### Consigne
D'après le texte sur l'eau et les récoltes, quelle contrée est citée comme exemple célèbre d'une région qui ne doit sa prospérité qu'à l'eau ?

### Extrait du texte
L'eau et les récoltes

Il ne s'agit pas aujourd'hui — cet article écrit en octobre — de disserter sur l'abondance ou la rareté de la pluie, mais seulement sur l'intérêt majeur qui s'attache au rôle général de l'eau. C'est un lieu commun de répéter que l'eau est un facteur limitant de la production agricole, mais pour quoi ne pas exalter les grands travaux qui ont pour objet la mise de l'eau à la disposition des agriculteurs. Les peuples de l'antiquité n'ont pas hésité à entreprendre des travaux formidables, lorsqu'on songe aux moyens de l'époque pour amener de l'eau ; la ruine des adductions a été la cause de catastrophes puis d'anéantissement de toute vie humaine.

On cite les contrées qui ne doivent leur prospérité qu'à l'eau, la vallée du Nil en est un exemple fameux, et celui qui parcourt l'Égypte observe ce contraste frappant entre l'étroite vallée fertile et le désert limitrophe. Il convient de rappeler que l'eau n'est pas seule en cause et que le limon déposé par les crues joue un rôle considérable dans les résultats obtenus.

### Matériel fourni
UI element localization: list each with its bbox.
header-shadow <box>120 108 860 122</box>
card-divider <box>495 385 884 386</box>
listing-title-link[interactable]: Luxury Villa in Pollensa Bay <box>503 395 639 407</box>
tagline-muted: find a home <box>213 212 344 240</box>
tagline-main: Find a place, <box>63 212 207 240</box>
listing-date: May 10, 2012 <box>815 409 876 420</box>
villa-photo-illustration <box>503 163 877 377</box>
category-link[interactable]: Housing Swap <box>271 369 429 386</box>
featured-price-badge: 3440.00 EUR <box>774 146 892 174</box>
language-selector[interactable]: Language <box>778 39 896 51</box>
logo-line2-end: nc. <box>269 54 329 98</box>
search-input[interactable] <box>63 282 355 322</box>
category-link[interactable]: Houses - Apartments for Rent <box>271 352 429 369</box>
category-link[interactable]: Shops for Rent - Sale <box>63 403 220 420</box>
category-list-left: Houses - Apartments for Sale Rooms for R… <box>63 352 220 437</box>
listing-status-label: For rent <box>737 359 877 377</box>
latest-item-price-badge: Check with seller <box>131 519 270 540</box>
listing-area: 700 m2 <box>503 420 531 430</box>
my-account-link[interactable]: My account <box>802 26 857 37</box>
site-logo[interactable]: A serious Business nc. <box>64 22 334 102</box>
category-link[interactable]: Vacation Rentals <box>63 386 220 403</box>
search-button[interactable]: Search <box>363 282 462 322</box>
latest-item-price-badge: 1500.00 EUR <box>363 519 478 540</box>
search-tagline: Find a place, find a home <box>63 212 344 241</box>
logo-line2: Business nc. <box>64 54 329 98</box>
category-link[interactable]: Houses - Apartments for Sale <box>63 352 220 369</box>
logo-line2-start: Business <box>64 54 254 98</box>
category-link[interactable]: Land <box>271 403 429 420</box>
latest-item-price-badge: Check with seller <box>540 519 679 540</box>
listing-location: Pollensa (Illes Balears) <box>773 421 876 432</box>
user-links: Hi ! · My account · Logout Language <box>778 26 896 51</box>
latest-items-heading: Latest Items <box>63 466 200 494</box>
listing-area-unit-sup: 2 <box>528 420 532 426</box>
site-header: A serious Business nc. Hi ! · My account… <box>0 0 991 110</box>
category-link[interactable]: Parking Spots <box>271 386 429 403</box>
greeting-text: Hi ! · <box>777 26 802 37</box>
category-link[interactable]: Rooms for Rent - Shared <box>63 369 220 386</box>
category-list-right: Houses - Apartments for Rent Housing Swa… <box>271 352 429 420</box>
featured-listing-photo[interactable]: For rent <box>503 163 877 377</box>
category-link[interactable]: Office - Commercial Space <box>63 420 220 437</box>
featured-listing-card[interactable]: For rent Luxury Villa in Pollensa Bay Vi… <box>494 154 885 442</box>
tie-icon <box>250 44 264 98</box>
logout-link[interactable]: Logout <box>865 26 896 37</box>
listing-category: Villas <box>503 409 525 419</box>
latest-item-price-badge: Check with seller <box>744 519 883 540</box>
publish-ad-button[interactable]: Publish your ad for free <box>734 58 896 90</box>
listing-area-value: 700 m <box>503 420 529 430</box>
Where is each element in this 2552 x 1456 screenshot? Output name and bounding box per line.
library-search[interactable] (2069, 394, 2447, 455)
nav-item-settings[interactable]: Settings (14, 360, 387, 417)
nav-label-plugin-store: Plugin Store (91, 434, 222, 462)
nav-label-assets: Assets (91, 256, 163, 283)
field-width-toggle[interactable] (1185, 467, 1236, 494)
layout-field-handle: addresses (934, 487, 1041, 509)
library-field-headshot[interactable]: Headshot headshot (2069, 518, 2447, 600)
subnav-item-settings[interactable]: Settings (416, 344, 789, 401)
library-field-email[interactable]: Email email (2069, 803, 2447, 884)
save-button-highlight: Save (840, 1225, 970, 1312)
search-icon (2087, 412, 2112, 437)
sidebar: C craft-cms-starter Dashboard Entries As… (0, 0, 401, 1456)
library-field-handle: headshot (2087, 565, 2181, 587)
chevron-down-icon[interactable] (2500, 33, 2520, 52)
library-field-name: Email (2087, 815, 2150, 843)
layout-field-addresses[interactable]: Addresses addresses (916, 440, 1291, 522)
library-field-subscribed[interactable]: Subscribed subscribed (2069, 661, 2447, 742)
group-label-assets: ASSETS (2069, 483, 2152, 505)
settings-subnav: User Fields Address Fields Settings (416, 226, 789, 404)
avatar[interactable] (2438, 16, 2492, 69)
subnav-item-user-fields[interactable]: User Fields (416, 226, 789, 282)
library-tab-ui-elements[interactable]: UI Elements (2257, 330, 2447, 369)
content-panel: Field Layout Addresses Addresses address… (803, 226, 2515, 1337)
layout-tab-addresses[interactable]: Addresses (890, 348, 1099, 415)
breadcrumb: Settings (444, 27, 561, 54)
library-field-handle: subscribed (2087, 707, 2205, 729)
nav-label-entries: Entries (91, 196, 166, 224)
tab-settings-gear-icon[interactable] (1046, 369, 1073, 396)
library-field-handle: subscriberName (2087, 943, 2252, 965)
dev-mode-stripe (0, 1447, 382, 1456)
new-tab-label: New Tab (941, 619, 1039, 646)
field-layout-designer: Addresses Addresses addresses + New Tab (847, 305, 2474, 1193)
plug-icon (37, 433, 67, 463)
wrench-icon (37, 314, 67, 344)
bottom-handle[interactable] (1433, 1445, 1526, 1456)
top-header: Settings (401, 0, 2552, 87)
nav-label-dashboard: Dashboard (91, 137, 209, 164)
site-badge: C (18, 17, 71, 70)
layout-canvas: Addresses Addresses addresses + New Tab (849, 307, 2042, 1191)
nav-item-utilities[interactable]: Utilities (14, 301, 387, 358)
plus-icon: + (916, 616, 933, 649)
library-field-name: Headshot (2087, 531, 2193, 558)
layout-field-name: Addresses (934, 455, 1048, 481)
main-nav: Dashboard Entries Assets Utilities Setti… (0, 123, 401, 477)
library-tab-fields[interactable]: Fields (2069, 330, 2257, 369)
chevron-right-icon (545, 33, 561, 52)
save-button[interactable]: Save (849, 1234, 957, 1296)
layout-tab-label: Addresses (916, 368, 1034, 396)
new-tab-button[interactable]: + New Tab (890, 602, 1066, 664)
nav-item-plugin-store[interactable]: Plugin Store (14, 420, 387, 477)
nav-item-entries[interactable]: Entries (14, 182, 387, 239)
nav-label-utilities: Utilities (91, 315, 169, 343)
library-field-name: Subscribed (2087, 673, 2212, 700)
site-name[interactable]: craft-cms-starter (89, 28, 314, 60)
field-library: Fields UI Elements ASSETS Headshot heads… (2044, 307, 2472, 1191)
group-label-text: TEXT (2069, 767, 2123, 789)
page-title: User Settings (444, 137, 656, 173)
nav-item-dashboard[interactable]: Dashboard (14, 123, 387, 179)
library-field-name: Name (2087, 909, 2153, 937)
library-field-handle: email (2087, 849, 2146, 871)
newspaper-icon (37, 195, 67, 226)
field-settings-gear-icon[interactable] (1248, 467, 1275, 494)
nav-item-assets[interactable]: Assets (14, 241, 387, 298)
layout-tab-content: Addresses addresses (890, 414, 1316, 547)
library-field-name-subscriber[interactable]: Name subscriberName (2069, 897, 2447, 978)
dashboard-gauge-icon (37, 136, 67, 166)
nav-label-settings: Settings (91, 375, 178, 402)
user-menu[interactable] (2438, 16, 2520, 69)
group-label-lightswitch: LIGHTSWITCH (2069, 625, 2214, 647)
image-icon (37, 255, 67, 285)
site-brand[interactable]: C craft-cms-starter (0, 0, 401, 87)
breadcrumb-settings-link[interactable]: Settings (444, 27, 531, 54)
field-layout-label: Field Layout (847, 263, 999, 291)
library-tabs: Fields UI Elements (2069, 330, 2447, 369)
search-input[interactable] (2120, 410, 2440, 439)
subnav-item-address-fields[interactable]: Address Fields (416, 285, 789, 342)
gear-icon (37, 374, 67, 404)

### Résultat de l'exercice
La vallée du Nil.